TASK DESCRIPTION: Your task is to copy the material exactly.

Raw records:
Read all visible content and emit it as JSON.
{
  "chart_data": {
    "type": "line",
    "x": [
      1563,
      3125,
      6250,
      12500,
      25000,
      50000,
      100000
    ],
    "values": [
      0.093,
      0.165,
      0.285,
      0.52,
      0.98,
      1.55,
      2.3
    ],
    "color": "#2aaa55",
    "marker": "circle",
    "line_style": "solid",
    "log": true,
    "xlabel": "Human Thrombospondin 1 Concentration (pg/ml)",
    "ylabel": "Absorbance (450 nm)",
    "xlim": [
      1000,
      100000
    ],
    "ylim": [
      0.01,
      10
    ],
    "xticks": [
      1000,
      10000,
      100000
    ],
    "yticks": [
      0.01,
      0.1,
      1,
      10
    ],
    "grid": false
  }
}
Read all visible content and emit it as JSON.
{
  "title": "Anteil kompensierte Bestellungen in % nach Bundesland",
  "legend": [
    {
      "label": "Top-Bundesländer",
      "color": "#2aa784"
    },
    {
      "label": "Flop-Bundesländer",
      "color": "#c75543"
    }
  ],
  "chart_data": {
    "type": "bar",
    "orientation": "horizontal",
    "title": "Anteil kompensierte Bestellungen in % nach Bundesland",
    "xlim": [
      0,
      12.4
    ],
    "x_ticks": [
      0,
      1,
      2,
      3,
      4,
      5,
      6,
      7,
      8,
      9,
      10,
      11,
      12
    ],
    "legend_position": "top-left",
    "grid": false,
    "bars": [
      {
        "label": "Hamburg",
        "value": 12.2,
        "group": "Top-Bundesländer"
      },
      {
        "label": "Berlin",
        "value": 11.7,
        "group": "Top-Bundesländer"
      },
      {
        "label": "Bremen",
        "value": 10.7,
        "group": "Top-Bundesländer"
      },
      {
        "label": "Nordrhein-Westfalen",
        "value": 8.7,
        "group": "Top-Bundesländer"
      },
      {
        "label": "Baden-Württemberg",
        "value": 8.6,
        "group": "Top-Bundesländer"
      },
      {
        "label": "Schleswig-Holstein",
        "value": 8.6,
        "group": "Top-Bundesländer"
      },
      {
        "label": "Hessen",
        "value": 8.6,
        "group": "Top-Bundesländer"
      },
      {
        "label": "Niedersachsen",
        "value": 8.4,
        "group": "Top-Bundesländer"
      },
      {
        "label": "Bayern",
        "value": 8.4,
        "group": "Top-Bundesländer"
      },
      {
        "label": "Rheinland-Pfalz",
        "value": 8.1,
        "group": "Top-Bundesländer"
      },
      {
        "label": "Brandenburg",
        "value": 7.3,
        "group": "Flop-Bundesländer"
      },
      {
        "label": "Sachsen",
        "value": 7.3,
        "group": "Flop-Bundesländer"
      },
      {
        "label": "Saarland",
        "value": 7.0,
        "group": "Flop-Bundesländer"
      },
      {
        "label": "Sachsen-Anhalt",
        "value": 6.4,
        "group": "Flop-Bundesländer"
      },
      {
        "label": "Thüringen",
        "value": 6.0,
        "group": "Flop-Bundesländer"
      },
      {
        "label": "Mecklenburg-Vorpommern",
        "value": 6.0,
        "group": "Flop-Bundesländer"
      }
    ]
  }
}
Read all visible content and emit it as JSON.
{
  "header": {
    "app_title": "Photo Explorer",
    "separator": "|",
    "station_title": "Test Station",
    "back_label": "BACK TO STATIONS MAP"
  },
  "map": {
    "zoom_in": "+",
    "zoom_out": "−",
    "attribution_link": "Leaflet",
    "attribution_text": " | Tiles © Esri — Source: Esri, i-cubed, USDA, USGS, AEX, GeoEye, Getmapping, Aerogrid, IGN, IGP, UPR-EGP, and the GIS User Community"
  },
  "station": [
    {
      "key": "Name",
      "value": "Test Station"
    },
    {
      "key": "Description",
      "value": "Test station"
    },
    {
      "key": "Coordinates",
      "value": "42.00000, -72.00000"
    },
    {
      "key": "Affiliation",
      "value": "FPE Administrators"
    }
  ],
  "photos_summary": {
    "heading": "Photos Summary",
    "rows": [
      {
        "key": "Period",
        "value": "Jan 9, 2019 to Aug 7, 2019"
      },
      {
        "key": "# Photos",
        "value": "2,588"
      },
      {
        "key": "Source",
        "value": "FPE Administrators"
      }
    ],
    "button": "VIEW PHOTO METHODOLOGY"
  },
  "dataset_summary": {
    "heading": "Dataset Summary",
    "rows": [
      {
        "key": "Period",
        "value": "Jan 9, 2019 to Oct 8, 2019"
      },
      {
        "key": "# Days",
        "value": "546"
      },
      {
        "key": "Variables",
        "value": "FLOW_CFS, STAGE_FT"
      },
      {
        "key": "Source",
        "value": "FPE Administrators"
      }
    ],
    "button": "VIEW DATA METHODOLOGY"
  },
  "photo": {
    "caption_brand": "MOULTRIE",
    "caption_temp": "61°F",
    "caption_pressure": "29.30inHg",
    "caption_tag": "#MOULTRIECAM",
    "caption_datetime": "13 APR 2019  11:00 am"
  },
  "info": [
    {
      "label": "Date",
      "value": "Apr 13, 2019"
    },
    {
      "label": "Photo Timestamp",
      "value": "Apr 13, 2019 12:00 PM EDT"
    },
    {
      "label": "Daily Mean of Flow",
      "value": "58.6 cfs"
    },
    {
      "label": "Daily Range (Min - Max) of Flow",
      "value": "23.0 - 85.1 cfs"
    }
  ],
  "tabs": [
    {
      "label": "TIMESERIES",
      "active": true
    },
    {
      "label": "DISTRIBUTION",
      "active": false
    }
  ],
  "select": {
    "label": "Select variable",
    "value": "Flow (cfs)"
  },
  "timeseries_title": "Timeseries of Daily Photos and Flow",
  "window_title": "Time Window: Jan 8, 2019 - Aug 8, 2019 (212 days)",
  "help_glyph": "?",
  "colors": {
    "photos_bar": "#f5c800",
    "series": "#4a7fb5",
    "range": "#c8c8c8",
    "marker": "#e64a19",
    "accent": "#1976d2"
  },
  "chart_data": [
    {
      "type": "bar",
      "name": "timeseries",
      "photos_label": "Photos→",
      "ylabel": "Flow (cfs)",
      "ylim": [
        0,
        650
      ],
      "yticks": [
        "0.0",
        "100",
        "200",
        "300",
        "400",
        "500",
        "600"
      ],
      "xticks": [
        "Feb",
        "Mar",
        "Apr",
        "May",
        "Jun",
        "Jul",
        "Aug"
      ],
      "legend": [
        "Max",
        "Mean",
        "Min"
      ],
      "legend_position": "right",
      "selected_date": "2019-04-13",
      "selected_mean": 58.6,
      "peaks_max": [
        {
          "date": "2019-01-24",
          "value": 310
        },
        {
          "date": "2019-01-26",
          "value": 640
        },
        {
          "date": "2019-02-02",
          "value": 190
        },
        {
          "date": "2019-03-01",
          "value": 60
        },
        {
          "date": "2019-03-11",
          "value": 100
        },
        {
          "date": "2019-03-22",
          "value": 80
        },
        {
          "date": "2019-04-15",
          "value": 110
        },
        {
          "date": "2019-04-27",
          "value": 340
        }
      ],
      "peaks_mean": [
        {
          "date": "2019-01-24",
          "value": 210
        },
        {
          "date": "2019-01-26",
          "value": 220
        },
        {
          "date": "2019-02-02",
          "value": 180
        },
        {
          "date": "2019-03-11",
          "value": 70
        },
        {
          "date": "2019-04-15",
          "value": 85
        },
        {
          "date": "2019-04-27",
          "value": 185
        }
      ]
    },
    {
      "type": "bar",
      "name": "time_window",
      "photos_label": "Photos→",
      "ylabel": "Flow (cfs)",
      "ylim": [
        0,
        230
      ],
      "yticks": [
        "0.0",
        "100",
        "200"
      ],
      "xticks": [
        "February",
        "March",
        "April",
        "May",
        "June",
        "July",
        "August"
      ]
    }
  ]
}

RESULT BELOW:
Read all visible content and emit it as JSON.
{
  "chart_data": {
    "type": "line",
    "x": [
      1563,
      3125,
      6250,
      12500,
      25000,
      50000,
      100000
    ],
    "values": [
      0.093,
      0.165,
      0.285,
      0.52,
      0.98,
      1.55,
      2.3
    ],
    "color": "#2aaa55",
    "marker": "circle",
    "line_style": "solid",
    "log": true,
    "xlabel": "Human Thrombospondin 1 Concentration (pg/ml)",
    "ylabel": "Absorbance (450 nm)",
    "xlim": [
      1000,
      100000
    ],
    "ylim": [
      0.01,
      10
    ],
    "xticks": [
      1000,
      10000,
      100000
    ],
    "yticks": [
      0.01,
      0.1,
      1,
      10
    ],
    "grid": false
  }
}
Read all visible content and emit it as JSON.
{
  "title": "Anteil kompensierte Bestellungen in % nach Bundesland",
  "legend": [
    {
      "label": "Top-Bundesländer",
      "color": "#2aa784"
    },
    {
      "label": "Flop-Bundesländer",
      "color": "#c75543"
    }
  ],
  "chart_data": {
    "type": "bar",
    "orientation": "horizontal",
    "title": "Anteil kompensierte Bestellungen in % nach Bundesland",
    "xlim": [
      0,
      12.4
    ],
    "x_ticks": [
      0,
      1,
      2,
      3,
      4,
      5,
      6,
      7,
      8,
      9,
      10,
      11,
      12
    ],
    "legend_position": "top-left",
    "grid": false,
    "bars": [
      {
        "label": "Hamburg",
        "value": 12.2,
        "group": "Top-Bundesländer"
      },
      {
        "label": "Berlin",
        "value": 11.7,
        "group": "Top-Bundesländer"
      },
      {
        "label": "Bremen",
        "value": 10.7,
        "group": "Top-Bundesländer"
      },
      {
        "label": "Nordrhein-Westfalen",
        "value": 8.7,
        "group": "Top-Bundesländer"
      },
      {
        "label": "Baden-Württemberg",
        "value": 8.6,
        "group": "Top-Bundesländer"
      },
      {
        "label": "Schleswig-Holstein",
        "value": 8.6,
        "group": "Top-Bundesländer"
      },
      {
        "label": "Hessen",
        "value": 8.6,
        "group": "Top-Bundesländer"
      },
      {
        "label": "Niedersachsen",
        "value": 8.4,
        "group": "Top-Bundesländer"
      },
      {
        "label": "Bayern",
        "value": 8.4,
        "group": "Top-Bundesländer"
      },
      {
        "label": "Rheinland-Pfalz",
        "value": 8.1,
        "group": "Top-Bundesländer"
      },
      {
        "label": "Brandenburg",
        "value": 7.3,
        "group": "Flop-Bundesländer"
      },
      {
        "label": "Sachsen",
        "value": 7.3,
        "group": "Flop-Bundesländer"
      },
      {
        "label": "Saarland",
        "value": 7.0,
        "group": "Flop-Bundesländer"
      },
      {
        "label": "Sachsen-Anhalt",
        "value": 6.4,
        "group": "Flop-Bundesländer"
      },
      {
        "label": "Thüringen",
        "value": 6.0,
        "group": "Flop-Bundesländer"
      },
      {
        "label": "Mecklenburg-Vorpommern",
        "value": 6.0,
        "group": "Flop-Bundesländer"
      }
    ]
  }
}
Read all visible content and emit it as JSON.
{
  "header": {
    "app_title": "Photo Explorer",
    "separator": "|",
    "station_title": "Test Station",
    "back_label": "BACK TO STATIONS MAP"
  },
  "map": {
    "zoom_in": "+",
    "zoom_out": "−",
    "attribution_link": "Leaflet",
    "attribution_text": " | Tiles © Esri — Source: Esri, i-cubed, USDA, USGS, AEX, GeoEye, Getmapping, Aerogrid, IGN, IGP, UPR-EGP, and the GIS User Community"
  },
  "station": [
    {
      "key": "Name",
      "value": "Test Station"
    },
    {
      "key": "Description",
      "value": "Test station"
    },
    {
      "key": "Coordinates",
      "value": "42.00000, -72.00000"
    },
    {
      "key": "Affiliation",
      "value": "FPE Administrators"
    }
  ],
  "photos_summary": {
    "heading": "Photos Summary",
    "rows": [
      {
        "key": "Period",
        "value": "Jan 9, 2019 to Aug 7, 2019"
      },
      {
        "key": "# Photos",
        "value": "2,588"
      },
      {
        "key": "Source",
        "value": "FPE Administrators"
      }
    ],
    "button": "VIEW PHOTO METHODOLOGY"
  },
  "dataset_summary": {
    "heading": "Dataset Summary",
    "rows": [
      {
        "key": "Period",
        "value": "Jan 9, 2019 to Oct 8, 2019"
      },
      {
        "key": "# Days",
        "value": "546"
      },
      {
        "key": "Variables",
        "value": "FLOW_CFS, STAGE_FT"
      },
      {
        "key": "Source",
        "value": "FPE Administrators"
      }
    ],
    "button": "VIEW DATA METHODOLOGY"
  },
  "photo": {
    "caption_brand": "MOULTRIE",
    "caption_temp": "61°F",
    "caption_pressure": "29.30inHg",
    "caption_tag": "#MOULTRIECAM",
    "caption_datetime": "13 APR 2019  11:00 am"
  },
  "info": [
    {
      "label": "Date",
      "value": "Apr 13, 2019"
    },
    {
      "label": "Photo Timestamp",
      "value": "Apr 13, 2019 12:00 PM EDT"
    },
    {
      "label": "Daily Mean of Flow",
      "value": "58.6 cfs"
    },
    {
      "label": "Daily Range (Min - Max) of Flow",
      "value": "23.0 - 85.1 cfs"
    }
  ],
  "tabs": [
    {
      "label": "TIMESERIES",
      "active": true
    },
    {
      "label": "DISTRIBUTION",
      "active": false
    }
  ],
  "select": {
    "label": "Select variable",
    "value": "Flow (cfs)"
  },
  "timeseries_title": "Timeseries of Daily Photos and Flow",
  "window_title": "Time Window: Jan 8, 2019 - Aug 8, 2019 (212 days)",
  "help_glyph": "?",
  "colors": {
    "photos_bar": "#f5c800",
    "series": "#4a7fb5",
    "range": "#c8c8c8",
    "marker": "#e64a19",
    "accent": "#1976d2"
  },
  "chart_data": [
    {
      "type": "bar",
      "name": "timeseries",
      "photos_label": "Photos→",
      "ylabel": "Flow (cfs)",
      "ylim": [
        0,
        650
      ],
      "yticks": [
        "0.0",
        "100",
        "200",
        "300",
        "400",
        "500",
        "600"
      ],
      "xticks": [
        "Feb",
        "Mar",
        "Apr",
        "May",
        "Jun",
        "Jul",
        "Aug"
      ],
      "legend": [
        "Max",
        "Mean",
        "Min"
      ],
      "legend_position": "right",
      "selected_date": "2019-04-13",
      "selected_mean": 58.6,
      "peaks_max": [
        {
          "date": "2019-01-24",
          "value": 310
        },
        {
          "date": "2019-01-26",
          "value": 640
        },
        {
          "date": "2019-02-02",
          "value": 190
        },
        {
          "date": "2019-03-01",
          "value": 60
        },
        {
          "date": "2019-03-11",
          "value": 100
        },
        {
          "date": "2019-03-22",
          "value": 80
        },
        {
          "date": "2019-04-15",
          "value": 110
        },
        {
          "date": "2019-04-27",
          "value": 340
        }
      ],
      "peaks_mean": [
        {
          "date": "2019-01-24",
          "value": 210
        },
        {
          "date": "2019-01-26",
          "value": 220
        },
        {
          "date": "2019-02-02",
          "value": 180
        },
        {
          "date": "2019-03-11",
          "value": 70
        },
        {
          "date": "2019-04-15",
          "value": 85
        },
        {
          "date": "2019-04-27",
          "value": 185
        }
      ]
    },
    {
      "type": "bar",
      "name": "time_window",
      "photos_label": "Photos→",
      "ylabel": "Flow (cfs)",
      "ylim": [
        0,
        230
      ],
      "yticks": [
        "0.0",
        "100",
        "200"
      ],
      "xticks": [
        "February",
        "March",
        "April",
        "May",
        "June",
        "July",
        "August"
      ]
    }
  ]
}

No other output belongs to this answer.